▶ **Work to complete**:
Find how many lines in the material hold the word "alkatrészeket", then state that number and nothing more.

Begin Records

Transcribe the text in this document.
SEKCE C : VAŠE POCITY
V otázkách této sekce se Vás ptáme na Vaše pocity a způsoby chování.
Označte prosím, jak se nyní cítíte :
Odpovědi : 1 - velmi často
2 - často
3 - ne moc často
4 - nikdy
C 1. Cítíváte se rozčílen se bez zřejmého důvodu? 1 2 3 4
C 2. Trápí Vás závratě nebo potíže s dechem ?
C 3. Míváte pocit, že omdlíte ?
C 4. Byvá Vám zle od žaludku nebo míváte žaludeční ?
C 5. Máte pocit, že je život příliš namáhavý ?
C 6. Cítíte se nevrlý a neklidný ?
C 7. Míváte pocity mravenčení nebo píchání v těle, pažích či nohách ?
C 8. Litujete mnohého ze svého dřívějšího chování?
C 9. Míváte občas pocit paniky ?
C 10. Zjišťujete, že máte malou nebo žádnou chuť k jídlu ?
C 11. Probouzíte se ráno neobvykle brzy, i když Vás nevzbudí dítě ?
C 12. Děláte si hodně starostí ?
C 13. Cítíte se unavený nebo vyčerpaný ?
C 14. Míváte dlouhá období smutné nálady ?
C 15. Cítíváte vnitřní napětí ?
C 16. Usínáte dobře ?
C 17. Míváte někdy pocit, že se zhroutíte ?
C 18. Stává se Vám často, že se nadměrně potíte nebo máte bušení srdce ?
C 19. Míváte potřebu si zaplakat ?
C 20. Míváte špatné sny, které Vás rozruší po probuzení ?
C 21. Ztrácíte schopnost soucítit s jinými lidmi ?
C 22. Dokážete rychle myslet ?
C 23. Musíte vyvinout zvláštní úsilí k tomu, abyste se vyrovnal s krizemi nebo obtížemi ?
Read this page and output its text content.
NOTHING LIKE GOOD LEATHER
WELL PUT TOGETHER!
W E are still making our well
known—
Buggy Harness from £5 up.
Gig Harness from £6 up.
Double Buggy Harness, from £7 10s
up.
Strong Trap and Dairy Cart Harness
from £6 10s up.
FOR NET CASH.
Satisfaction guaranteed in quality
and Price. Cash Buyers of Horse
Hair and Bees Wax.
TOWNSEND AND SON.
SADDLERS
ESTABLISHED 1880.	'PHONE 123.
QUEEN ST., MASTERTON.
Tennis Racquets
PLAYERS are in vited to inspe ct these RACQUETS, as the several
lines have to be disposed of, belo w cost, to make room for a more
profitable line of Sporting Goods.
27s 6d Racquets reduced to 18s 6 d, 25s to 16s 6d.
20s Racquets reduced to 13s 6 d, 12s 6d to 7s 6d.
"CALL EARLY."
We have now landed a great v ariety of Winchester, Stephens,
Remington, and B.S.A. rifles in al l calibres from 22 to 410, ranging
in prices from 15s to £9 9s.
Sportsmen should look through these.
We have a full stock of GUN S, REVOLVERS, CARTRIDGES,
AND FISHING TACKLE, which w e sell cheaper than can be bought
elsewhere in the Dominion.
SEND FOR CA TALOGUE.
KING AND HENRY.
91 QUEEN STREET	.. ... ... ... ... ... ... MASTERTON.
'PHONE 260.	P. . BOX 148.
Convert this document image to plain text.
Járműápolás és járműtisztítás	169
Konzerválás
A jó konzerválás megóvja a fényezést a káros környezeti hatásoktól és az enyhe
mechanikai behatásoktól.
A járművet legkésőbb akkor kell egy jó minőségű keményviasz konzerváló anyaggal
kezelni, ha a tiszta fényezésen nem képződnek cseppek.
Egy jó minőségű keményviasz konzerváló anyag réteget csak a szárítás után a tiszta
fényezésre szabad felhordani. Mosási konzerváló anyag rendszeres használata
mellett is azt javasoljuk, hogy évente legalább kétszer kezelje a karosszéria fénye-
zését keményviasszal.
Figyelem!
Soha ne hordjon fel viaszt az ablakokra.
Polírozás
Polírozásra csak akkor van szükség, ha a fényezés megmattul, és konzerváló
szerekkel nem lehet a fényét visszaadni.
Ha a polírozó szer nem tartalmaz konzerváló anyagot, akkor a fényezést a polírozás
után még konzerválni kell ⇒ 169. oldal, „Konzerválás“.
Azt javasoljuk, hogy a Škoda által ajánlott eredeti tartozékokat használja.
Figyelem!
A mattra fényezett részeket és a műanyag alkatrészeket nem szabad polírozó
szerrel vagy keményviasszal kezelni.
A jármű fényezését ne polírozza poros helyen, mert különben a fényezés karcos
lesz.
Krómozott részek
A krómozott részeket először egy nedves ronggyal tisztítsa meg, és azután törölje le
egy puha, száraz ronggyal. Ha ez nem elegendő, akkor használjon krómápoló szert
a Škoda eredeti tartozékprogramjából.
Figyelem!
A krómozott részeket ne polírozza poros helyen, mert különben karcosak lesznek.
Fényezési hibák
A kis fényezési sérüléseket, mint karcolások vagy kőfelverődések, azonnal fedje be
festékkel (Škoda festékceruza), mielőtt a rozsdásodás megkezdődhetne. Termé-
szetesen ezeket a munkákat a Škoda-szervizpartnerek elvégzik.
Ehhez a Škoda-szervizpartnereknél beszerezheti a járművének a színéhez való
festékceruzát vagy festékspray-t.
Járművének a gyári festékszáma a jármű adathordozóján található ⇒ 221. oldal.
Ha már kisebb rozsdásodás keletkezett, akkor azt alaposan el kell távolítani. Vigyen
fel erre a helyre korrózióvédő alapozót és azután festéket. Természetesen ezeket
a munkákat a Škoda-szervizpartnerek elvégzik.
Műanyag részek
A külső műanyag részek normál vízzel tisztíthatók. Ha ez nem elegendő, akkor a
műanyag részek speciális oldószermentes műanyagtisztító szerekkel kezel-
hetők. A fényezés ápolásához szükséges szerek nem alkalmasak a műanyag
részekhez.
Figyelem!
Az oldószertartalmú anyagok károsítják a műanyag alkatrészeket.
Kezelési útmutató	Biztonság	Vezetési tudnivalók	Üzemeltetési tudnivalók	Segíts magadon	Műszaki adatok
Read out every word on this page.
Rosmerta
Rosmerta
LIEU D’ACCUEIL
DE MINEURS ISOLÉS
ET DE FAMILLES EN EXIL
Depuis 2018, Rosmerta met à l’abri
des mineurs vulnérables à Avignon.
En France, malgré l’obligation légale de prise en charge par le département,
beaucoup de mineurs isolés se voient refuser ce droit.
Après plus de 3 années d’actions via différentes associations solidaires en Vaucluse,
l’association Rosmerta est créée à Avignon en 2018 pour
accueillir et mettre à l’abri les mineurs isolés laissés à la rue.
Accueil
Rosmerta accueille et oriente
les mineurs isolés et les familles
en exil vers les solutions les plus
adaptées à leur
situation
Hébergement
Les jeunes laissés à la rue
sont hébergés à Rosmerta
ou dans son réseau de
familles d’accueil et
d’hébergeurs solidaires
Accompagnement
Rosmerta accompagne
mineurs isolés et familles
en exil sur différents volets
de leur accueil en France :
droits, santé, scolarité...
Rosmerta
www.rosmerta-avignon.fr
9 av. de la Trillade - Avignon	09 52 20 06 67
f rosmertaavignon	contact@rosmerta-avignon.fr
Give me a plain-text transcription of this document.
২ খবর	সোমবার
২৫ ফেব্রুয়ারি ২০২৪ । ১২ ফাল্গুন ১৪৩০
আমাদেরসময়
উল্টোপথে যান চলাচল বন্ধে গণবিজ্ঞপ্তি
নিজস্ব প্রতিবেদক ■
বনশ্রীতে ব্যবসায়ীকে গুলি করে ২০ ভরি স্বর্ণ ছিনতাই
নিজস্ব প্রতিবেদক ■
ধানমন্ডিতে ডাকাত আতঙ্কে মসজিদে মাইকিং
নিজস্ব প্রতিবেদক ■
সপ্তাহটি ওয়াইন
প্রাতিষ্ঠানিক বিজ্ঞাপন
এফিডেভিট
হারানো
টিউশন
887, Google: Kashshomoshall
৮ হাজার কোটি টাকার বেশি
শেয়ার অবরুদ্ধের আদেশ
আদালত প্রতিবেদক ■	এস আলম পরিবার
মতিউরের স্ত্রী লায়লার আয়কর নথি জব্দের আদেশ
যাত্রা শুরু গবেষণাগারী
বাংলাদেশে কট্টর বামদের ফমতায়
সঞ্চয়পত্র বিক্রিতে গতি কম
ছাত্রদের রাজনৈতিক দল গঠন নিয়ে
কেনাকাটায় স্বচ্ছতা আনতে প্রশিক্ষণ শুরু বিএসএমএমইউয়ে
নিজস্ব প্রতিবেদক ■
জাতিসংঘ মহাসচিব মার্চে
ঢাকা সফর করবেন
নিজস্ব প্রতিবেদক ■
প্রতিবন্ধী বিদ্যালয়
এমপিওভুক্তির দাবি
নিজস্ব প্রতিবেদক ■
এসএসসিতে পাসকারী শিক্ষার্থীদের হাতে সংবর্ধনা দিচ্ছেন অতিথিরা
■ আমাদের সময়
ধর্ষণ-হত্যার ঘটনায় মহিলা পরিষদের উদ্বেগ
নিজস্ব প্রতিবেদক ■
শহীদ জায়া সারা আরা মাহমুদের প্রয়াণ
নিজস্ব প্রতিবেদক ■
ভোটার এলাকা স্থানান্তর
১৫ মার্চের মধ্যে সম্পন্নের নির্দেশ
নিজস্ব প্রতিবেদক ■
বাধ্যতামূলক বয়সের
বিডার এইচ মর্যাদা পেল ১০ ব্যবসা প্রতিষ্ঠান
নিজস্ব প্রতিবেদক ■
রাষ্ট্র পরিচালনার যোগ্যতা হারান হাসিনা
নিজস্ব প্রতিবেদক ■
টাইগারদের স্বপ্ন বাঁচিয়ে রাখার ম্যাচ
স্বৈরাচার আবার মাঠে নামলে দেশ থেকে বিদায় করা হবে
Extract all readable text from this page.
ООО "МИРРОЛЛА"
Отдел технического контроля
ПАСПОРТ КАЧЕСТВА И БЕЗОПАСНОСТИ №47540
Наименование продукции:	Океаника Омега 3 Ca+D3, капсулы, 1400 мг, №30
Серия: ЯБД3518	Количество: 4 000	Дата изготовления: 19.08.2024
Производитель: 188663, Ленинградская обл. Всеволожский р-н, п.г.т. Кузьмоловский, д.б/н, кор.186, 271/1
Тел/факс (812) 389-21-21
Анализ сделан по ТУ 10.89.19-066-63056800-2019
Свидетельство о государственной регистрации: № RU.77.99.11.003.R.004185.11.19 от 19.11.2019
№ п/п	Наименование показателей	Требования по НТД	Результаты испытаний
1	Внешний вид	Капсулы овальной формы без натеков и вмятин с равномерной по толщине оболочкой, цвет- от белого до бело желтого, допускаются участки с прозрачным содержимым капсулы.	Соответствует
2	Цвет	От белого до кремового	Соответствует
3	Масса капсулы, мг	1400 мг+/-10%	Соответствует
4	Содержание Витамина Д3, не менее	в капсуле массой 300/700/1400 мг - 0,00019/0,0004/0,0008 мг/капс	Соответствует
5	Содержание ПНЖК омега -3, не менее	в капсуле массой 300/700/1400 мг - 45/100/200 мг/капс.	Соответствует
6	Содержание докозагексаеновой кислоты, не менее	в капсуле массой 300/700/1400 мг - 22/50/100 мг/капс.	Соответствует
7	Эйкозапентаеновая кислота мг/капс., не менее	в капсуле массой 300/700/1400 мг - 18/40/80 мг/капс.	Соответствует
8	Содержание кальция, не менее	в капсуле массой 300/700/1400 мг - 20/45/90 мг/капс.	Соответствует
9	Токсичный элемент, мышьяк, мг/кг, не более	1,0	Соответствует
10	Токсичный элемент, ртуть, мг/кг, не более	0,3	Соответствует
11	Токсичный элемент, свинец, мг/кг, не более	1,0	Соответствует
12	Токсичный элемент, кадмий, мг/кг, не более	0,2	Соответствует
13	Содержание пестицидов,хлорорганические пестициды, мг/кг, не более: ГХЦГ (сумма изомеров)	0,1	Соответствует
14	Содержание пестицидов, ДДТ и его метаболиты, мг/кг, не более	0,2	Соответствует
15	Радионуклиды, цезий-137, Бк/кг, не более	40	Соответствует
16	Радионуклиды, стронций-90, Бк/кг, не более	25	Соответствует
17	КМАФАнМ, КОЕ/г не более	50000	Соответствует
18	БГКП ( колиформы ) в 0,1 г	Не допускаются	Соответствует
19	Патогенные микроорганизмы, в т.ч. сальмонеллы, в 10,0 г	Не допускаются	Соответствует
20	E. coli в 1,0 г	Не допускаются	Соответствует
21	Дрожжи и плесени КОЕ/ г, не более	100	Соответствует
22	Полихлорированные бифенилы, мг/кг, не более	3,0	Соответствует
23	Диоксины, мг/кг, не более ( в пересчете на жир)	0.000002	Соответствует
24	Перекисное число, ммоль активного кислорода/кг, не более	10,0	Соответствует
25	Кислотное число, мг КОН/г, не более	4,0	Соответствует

End Records

▶ **Answer in full**:
2